*BRIEF 1:* Could you print the section of the passage on keeping young people local, starting at "At the political" and ending at "you are wanted."?

*DOCUMENT SECTION:*

━━━

Concrete solutions cannot be inferred from statistics alone — but they are possible. First: affordable housing for young people. This can mean reserving municipal apartments specifically for 20- to 35-year-olds, limiting short-term rentals, and tying new construction subsidies to social quotas. Second: career prospects beyond the season. Support for year-round businesses, incentives for industries with annual work plans, and backing for sustainable agriculture and craft projects. Third: training and mentoring programs that connect local businesses with universities — not just theory, but concrete transitions into permanent jobs. Fourth: expanding digital infrastructure and targeted co-working hubs in towns outside Palma so remote work becomes a real alternative and not just a buzzword.

At the political level we need fewer headlines and more timelines. Short-term grants help, but measures show effects only in the medium term: rent regulation is a process, and business settlement takes years. At the same time an open debate is necessary: many young people do not stay by choice — they leave because they realistically assess their prospects elsewhere.

What local politicians and initiatives can do now: set transparent targets (e.g. share of young households), measure progress annually and implement small, visible projects that bring quick relief — such as subsidized rooms for apprentices or grants for first rental deposits. Such measures show young people: you are wanted.

━━━

*PROVIDED MATERIAL:*
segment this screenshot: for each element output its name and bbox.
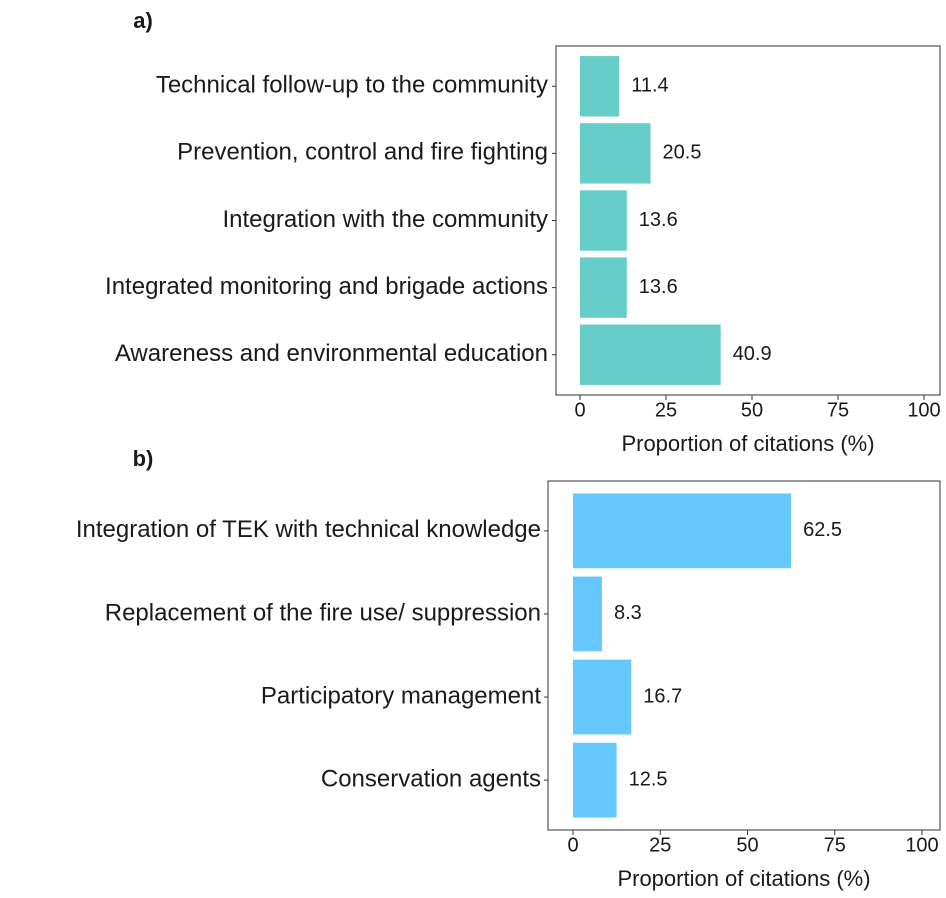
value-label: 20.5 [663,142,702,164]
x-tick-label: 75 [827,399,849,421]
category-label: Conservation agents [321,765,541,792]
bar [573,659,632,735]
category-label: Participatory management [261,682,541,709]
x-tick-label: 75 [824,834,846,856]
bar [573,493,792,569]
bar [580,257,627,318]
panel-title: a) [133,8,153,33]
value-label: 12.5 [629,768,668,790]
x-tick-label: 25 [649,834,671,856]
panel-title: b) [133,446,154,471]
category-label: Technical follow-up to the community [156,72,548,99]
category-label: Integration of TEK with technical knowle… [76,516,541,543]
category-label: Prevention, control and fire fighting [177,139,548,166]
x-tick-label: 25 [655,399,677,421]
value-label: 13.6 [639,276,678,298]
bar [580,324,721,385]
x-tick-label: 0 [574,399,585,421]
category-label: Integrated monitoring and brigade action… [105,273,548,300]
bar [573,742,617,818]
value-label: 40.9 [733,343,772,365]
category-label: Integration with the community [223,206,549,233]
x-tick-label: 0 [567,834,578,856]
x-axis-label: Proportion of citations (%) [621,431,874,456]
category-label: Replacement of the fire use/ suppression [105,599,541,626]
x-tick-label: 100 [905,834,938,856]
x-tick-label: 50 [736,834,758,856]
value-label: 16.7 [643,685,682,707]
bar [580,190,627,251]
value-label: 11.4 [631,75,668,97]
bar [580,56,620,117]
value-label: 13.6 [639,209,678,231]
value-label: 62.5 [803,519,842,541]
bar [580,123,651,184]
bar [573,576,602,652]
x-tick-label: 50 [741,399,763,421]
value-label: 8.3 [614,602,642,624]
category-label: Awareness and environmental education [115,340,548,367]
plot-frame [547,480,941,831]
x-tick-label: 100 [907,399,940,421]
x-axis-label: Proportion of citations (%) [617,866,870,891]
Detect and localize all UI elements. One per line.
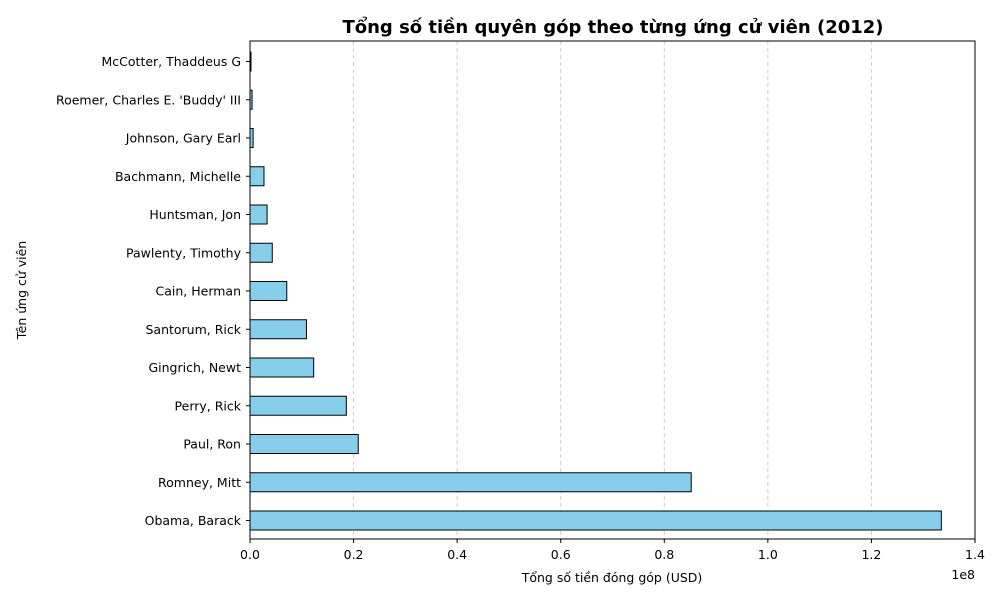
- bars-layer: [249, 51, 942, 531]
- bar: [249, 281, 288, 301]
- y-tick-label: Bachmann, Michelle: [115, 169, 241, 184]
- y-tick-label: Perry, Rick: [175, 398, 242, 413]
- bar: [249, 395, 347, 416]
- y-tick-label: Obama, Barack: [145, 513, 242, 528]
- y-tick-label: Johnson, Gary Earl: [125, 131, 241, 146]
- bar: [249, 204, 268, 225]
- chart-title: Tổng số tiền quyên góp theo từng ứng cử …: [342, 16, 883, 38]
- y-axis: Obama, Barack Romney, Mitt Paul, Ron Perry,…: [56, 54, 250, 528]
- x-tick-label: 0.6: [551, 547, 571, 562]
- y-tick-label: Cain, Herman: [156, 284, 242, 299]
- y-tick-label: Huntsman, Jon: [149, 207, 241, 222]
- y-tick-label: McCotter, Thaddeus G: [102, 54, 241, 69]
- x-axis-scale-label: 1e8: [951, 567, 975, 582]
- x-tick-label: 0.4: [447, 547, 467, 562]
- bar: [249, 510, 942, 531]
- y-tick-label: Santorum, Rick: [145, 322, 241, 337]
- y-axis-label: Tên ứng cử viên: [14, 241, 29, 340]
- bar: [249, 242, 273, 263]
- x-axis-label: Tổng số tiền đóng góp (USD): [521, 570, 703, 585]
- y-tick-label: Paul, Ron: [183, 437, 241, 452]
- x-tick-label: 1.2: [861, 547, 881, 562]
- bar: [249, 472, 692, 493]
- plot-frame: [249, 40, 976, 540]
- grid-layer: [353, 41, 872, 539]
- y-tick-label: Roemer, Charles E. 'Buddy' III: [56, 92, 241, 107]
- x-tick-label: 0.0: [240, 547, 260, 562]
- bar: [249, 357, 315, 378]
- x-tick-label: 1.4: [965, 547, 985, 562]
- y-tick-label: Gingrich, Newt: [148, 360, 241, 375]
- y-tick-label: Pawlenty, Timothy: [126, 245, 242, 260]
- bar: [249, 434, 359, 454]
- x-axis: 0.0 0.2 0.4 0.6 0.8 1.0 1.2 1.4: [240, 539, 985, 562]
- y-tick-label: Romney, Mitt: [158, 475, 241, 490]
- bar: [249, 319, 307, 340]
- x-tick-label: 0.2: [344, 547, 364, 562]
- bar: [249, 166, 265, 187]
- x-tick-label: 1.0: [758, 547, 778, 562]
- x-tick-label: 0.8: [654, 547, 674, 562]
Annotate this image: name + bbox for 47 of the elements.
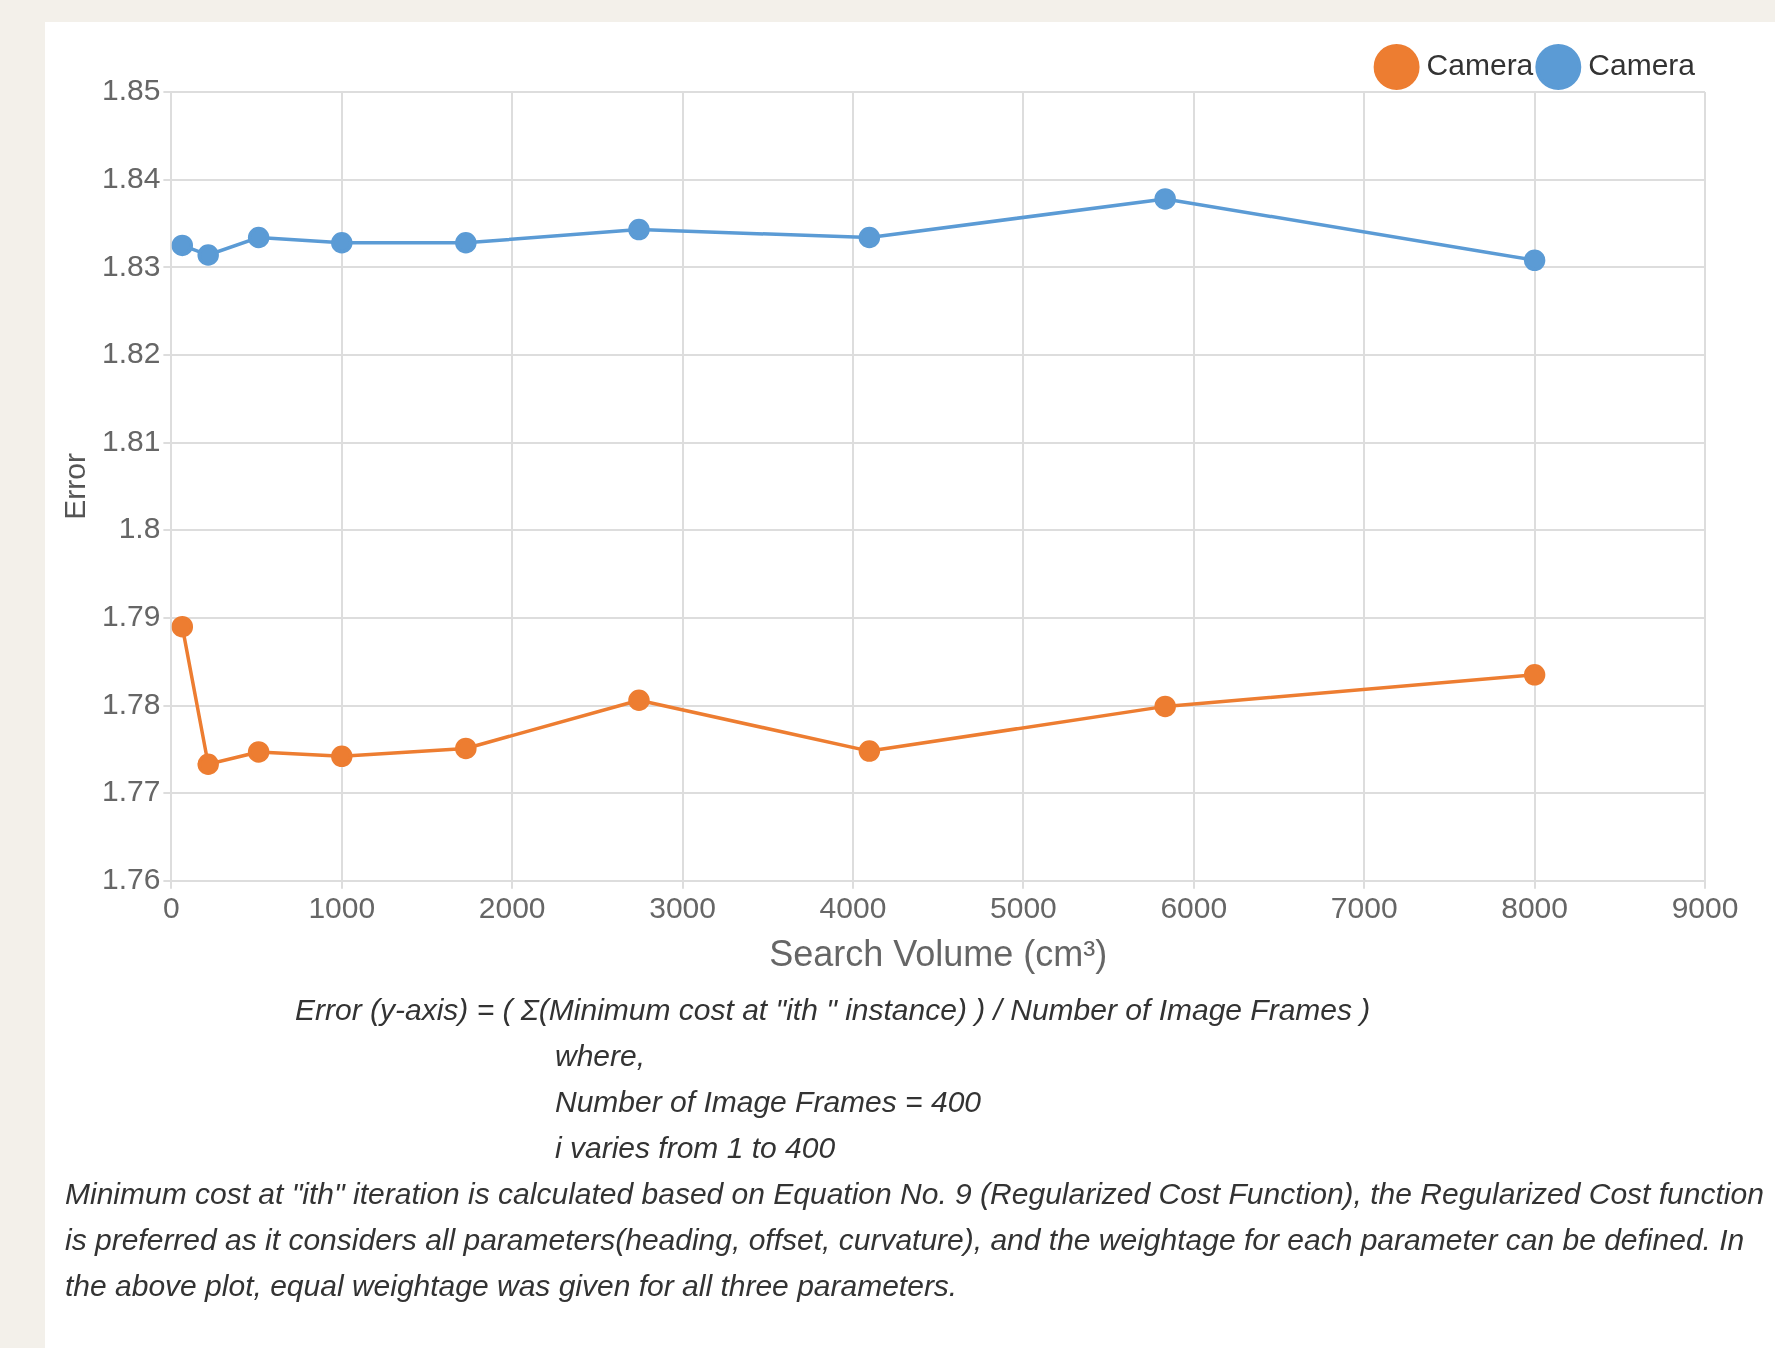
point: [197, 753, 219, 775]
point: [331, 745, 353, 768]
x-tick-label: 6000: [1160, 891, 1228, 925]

━━━

*BRIEF 2:* Can you arrange the rows as a Markdown table with the columns Row No. and Line, starting at the row that contains "value-label: 20.5 [663,142,702,164]" and ending at the row that contains "value-label: 13.6 [639,209,678,231]"? Leave out any blank lines, and don't include anything outside that range.

*EXPECTED ANSWER 1:*
At the political level we need fewer headlines and more timelines. Short-term grants help, but measures show effects only in the medium term: rent regulation is a process, and business settlement takes years. At the same time an open debate is necessary: many young people do not stay by choice — they leave because they realistically assess their prospects elsewhere.

What local politicians and initiatives can do now: set transparent targets (e.g. share of young households), measure progress annually and implement small, visible projects that bring quick relief — such as subsidized rooms for apprentices or grants for first rental deposits. Such measures show young people: you are wanted.

*EXPECTED ANSWER 2:*
| Row No. | Line |
|---|---|
| 1 | value-label: 20.5 [663,142,702,164] |
| 2 | x-tick-label: 75 [827,399,849,421] |
| 3 | category-label: Conservation agents [321,765,541,792] |
| 4 | bar [573,659,632,735] |
| 5 | category-label: Participatory management [261,682,541,709] |
| 6 | x-tick-label: 75 [824,834,846,856] |
| 7 | bar [573,493,792,569] |
| 8 | bar [580,257,627,318] |
| 9 | panel-title: a) [133,8,153,33] |
| 10 | value-label: 12.5 [629,768,668,790] |
| 11 | x-tick-label: 25 [649,834,671,856] |
| 12 | panel-title: b) [133,446,154,471] |
| 13 | category-label: Technical follow-up to the community [156,72,548,99] |
| 14 | category-label: Integration of TEK with technical knowle… [76,516,541,543] |
| 15 | category-label: Prevention, control and fire fighting [177,139,548,166] |
| 16 | x-tick-label: 25 [655,399,677,421] |
| 17 | value-label: 13.6 [639,276,678,298] |
| 18 | bar [580,324,721,385] |
| 19 | x-tick-label: 0 [574,399,585,421] |
| 20 | category-label: Integrated monitoring and brigade action… [105,273,548,300] |
| 21 | bar [573,742,617,818] |
| 22 | value-label: 40.9 [733,343,772,365] |
| 23 | category-label: Integration with the community [223,206,549,233] |
| 24 | x-tick-label: 0 [567,834,578,856] |
| 25 | x-axis-label: Proportion of citations (%) [621,431,874,456] |
| 26 | category-label: Replacement of the fire use/ suppression [105,599,541,626] |
| 27 | x-tick-label: 100 [905,834,938,856] |
| 28 | x-tick-label: 50 [736,834,758,856] |
| 29 | value-label: 16.7 [643,685,682,707] |
| 30 | bar [580,190,627,251] |
| 31 | value-label: 11.4 [631,75,668,97] |
| 32 | bar [580,56,620,117] |
| 33 | value-label: 13.6 [639,209,678,231] |